* [Data listing]:
════════════════

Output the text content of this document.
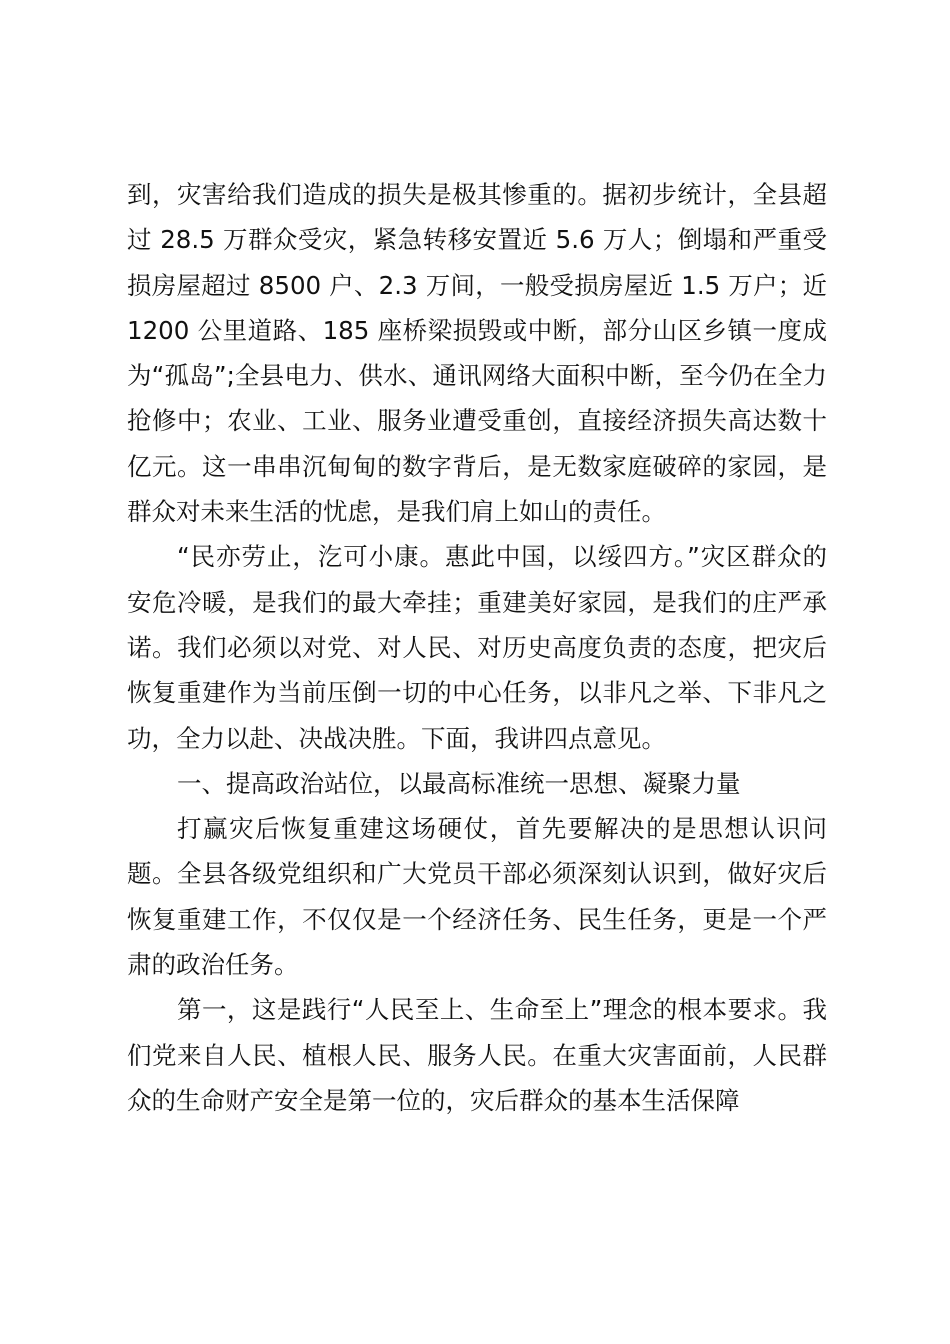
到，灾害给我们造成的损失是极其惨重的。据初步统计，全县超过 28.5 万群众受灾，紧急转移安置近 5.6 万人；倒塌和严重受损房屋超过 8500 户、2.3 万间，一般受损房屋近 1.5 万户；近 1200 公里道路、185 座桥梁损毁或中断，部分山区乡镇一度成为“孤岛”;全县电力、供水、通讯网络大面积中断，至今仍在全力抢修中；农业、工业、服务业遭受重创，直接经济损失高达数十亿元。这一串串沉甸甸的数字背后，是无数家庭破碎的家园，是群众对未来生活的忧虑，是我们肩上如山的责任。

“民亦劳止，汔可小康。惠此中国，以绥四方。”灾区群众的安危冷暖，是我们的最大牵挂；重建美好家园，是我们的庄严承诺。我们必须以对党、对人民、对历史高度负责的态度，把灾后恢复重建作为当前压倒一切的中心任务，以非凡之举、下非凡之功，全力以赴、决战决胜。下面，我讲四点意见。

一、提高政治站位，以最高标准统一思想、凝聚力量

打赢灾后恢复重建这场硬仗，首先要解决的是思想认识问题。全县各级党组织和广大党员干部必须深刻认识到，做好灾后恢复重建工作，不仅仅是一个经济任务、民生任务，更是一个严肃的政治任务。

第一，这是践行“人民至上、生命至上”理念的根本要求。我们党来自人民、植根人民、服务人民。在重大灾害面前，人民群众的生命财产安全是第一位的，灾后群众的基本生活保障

════════════════

Keep every word of the data as it is when you write it out, but drop the pictures.

* [Response to the task]:
Output the text content of this document.
到，灾害给我们造成的损失是极其惨重的。据初步统计，全县超过 28.5 万群众受灾，紧急转移安置近 5.6 万人；倒塌和严重受损房屋超过 8500 户、2.3 万间，一般受损房屋近 1.5 万户；近 1200 公里道路、185 座桥梁损毁或中断，部分山区乡镇一度成为“孤岛”;全县电力、供水、通讯网络大面积中断，至今仍在全力抢修中；农业、工业、服务业遭受重创，直接经济损失高达数十亿元。这一串串沉甸甸的数字背后，是无数家庭破碎的家园，是群众对未来生活的忧虑，是我们肩上如山的责任。

“民亦劳止，汔可小康。惠此中国，以绥四方。”灾区群众的安危冷暖，是我们的最大牵挂；重建美好家园，是我们的庄严承诺。我们必须以对党、对人民、对历史高度负责的态度，把灾后恢复重建作为当前压倒一切的中心任务，以非凡之举、下非凡之功，全力以赴、决战决胜。下面，我讲四点意见。

一、提高政治站位，以最高标准统一思想、凝聚力量

打赢灾后恢复重建这场硬仗，首先要解决的是思想认识问题。全县各级党组织和广大党员干部必须深刻认识到，做好灾后恢复重建工作，不仅仅是一个经济任务、民生任务，更是一个严肃的政治任务。

第一，这是践行“人民至上、生命至上”理念的根本要求。我们党来自人民、植根人民、服务人民。在重大灾害面前，人民群众的生命财产安全是第一位的，灾后群众的基本生活保障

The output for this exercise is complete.